DATASET ROWS >>

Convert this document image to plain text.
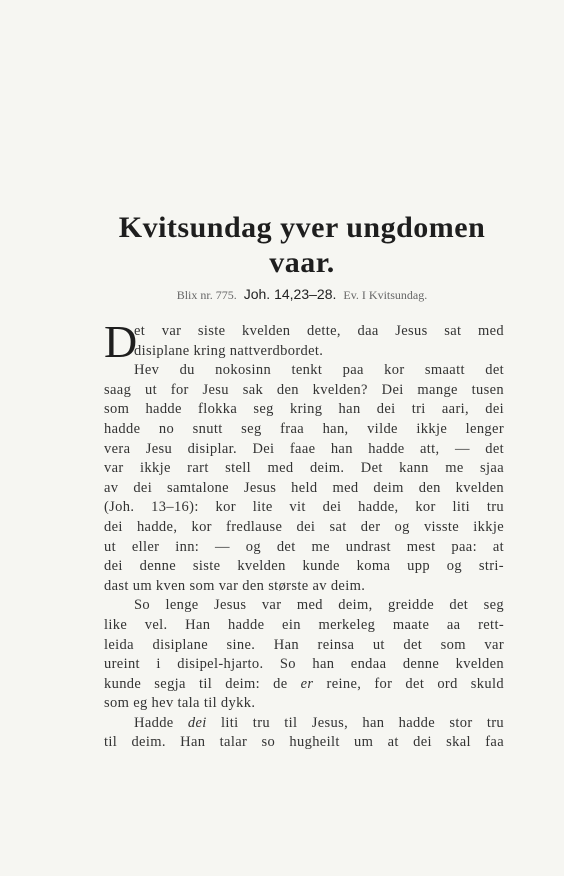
Kvitsundag yver ungdomen
vaar.
Blix nr. 775. Joh. 14,23–28. Ev. I Kvitsundag.
D
et var siste kvelden dette, daa Jesus sat med
disiplane kring nattverdbordet.
Hev du nokosinn tenkt paa kor smaatt det
saag ut for Jesu sak den kvelden? Dei mange tusen
som hadde flokka seg kring han dei tri aari, dei
hadde no snutt seg fraa han, vilde ikkje lenger
vera Jesu disiplar. Dei faae han hadde att, — det
var ikkje rart stell med deim. Det kann me sjaa
av dei samtalone Jesus held med deim den kvelden
(Joh. 13–16): kor lite vit dei hadde, kor liti tru
dei hadde, kor fredlause dei sat der og visste ikkje
ut eller inn: — og det me undrast mest paa: at
dei denne siste kvelden kunde koma upp og stri-
dast um kven som var den største av deim.
So lenge Jesus var med deim, greidde det seg
like vel. Han hadde ein merkeleg maate aa rett-
leida disiplane sine. Han reinsa ut det som var
ureint i disipel-hjarto. So han endaa denne kvelden
kunde segja til deim: de er reine, for det ord skuld
som eg hev tala til dykk.
Hadde dei liti tru til Jesus, han hadde stor tru
til deim. Han talar so hugheilt um at dei skal faa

WHAT IS REQUIRED >>
Copy every line from the entries that contains the word "Jesus".

FULL SOLUTION >>
et var siste kvelden dette, daa Jesus sat med
av dei samtalone Jesus held med deim den kvelden
So lenge Jesus var med deim, greidde det seg
Hadde dei liti tru til Jesus, han hadde stor tru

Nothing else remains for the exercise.